_Stated goal_:
Gather every line in the records below that contains the word "frac".

_Records for processing_:
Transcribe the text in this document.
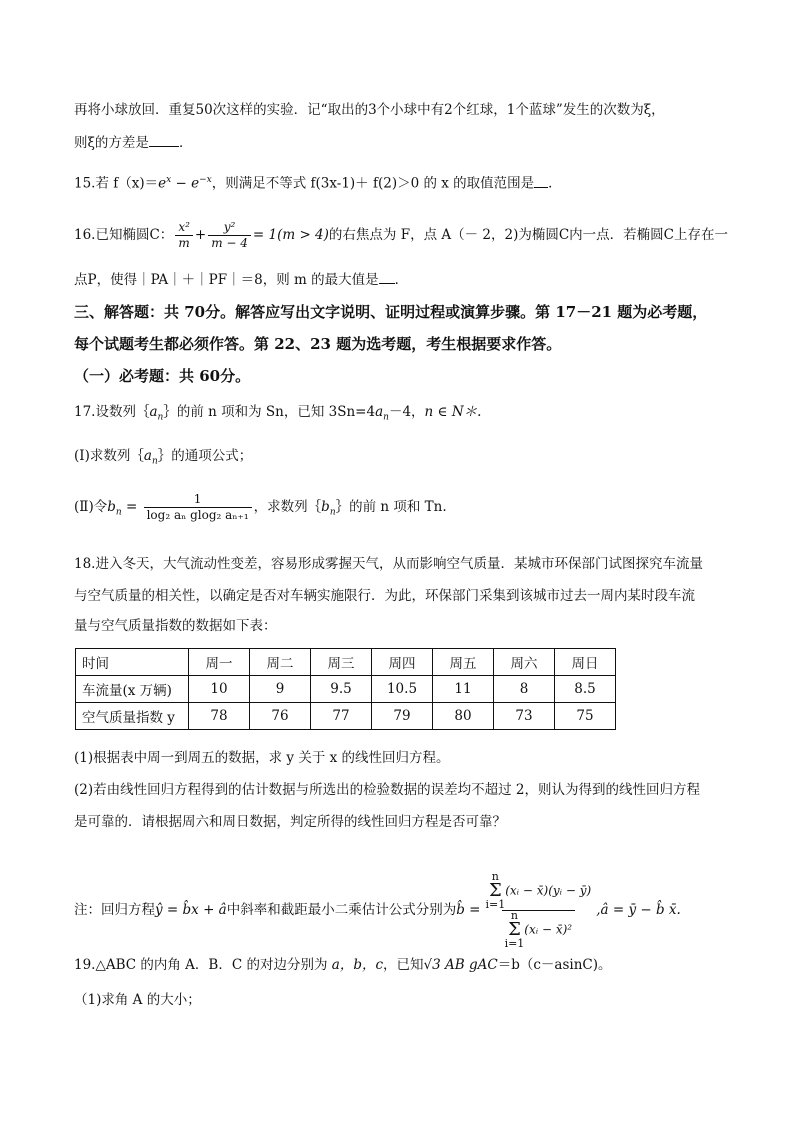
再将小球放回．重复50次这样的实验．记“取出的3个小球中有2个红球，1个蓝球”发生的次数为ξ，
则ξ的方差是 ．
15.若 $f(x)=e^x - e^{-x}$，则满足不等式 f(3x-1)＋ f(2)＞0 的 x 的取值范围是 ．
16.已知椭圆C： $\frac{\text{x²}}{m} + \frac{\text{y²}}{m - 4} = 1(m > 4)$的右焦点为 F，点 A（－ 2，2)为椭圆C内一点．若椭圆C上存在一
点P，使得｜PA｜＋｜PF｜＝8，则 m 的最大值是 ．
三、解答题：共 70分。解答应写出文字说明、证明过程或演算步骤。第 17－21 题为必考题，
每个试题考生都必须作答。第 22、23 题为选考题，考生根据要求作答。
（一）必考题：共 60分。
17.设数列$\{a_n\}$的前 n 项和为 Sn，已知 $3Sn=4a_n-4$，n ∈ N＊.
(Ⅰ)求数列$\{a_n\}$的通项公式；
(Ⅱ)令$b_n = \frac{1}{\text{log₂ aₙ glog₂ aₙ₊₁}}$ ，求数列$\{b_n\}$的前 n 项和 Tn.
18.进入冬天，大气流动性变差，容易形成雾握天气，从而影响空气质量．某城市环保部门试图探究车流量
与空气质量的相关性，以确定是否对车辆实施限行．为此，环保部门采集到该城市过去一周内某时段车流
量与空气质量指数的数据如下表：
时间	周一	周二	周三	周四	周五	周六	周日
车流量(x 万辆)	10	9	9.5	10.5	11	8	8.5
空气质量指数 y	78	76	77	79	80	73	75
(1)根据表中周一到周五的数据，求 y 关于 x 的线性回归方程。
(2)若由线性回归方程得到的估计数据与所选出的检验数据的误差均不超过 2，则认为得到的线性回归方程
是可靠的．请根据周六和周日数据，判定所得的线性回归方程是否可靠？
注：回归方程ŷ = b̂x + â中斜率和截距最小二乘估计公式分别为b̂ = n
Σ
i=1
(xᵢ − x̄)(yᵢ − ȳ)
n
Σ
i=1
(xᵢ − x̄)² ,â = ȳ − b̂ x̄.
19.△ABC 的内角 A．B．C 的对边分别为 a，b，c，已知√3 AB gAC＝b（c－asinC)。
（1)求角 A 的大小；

--

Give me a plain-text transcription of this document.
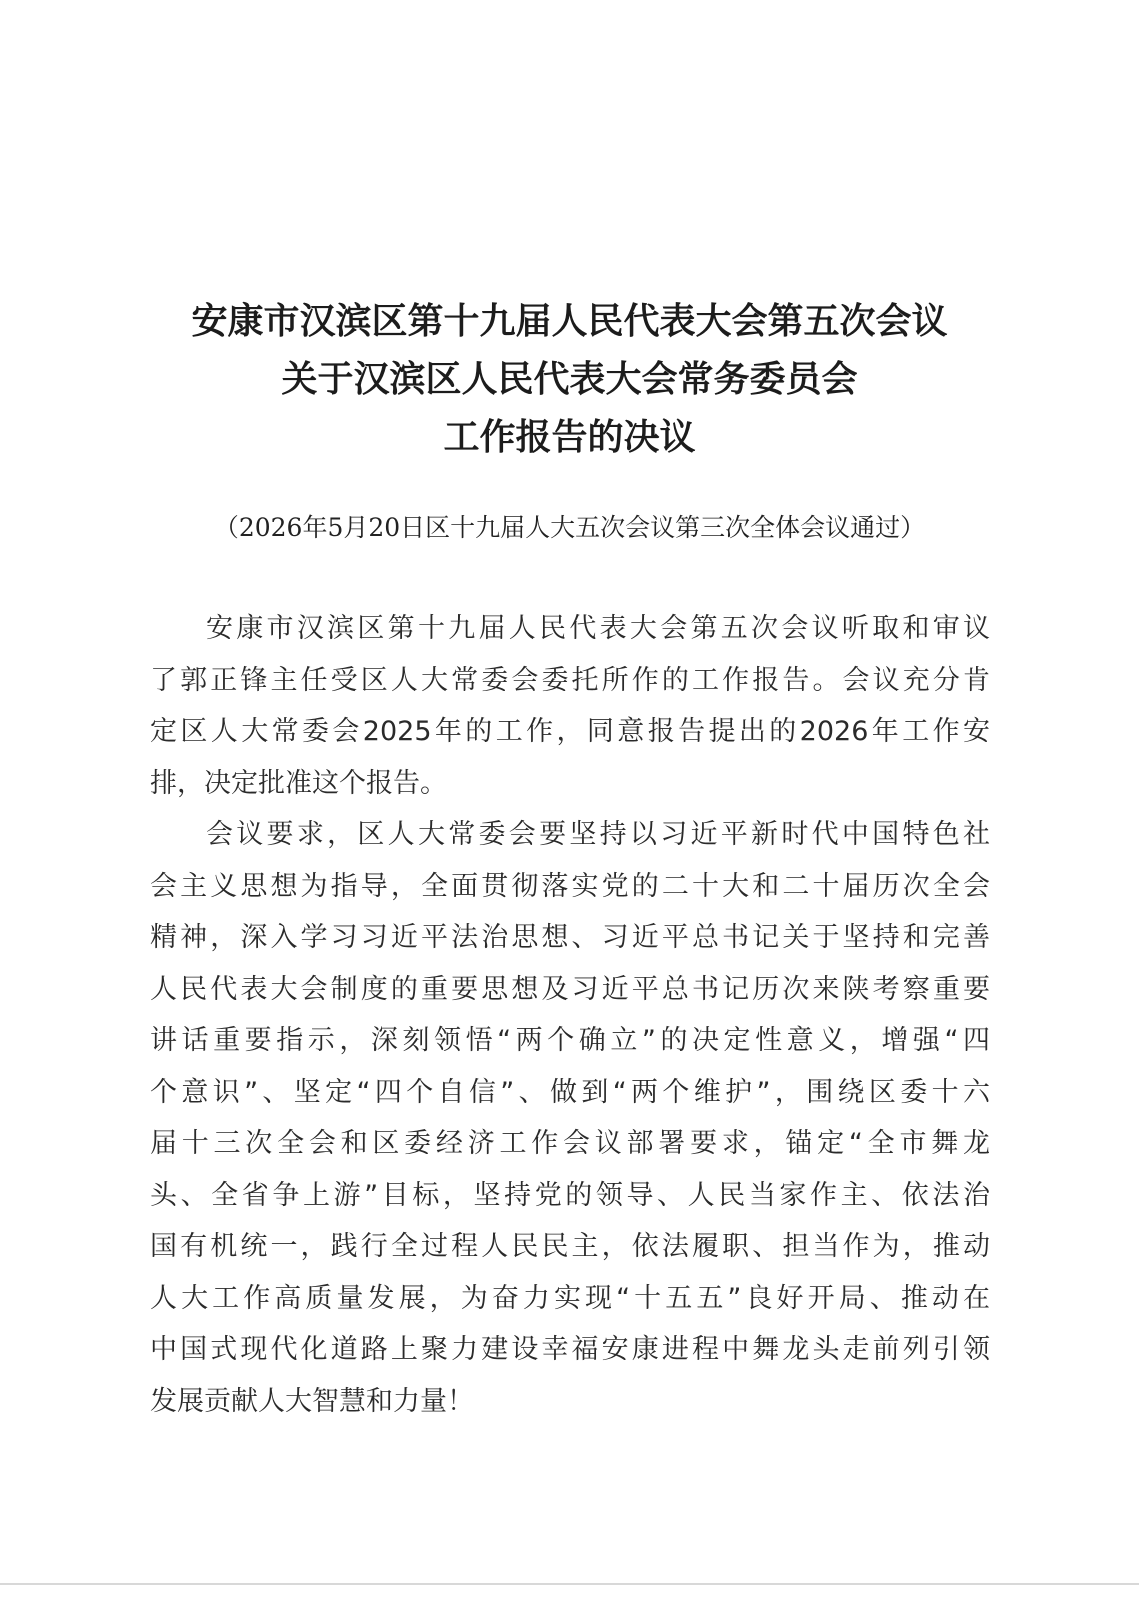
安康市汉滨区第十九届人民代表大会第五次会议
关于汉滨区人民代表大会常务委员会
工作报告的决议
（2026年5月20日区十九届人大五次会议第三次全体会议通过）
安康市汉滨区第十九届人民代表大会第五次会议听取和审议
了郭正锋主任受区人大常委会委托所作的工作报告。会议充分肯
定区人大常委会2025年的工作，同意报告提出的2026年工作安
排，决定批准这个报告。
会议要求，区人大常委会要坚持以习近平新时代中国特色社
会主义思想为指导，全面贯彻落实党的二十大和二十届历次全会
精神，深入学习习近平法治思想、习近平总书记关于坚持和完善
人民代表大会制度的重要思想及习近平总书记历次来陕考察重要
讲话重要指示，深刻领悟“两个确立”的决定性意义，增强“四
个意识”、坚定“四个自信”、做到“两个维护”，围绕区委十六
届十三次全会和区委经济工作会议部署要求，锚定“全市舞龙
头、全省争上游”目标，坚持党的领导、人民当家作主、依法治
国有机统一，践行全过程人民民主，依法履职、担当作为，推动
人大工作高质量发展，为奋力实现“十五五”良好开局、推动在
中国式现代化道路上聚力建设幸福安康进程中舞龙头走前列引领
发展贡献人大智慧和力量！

_The completed task_:
16.已知椭圆C： $\frac{\text{x²}}{m} + \frac{\text{y²}}{m - 4} = 1(m > 4)$的右焦点为 F，点 A（－ 2，2)为椭圆C内一点．若椭圆C上存在一
(Ⅱ)令$b_n = \frac{1}{\text{log₂ aₙ glog₂ aₙ₊₁}}$ ，求数列$\{b_n\}$的前 n 项和 Tn.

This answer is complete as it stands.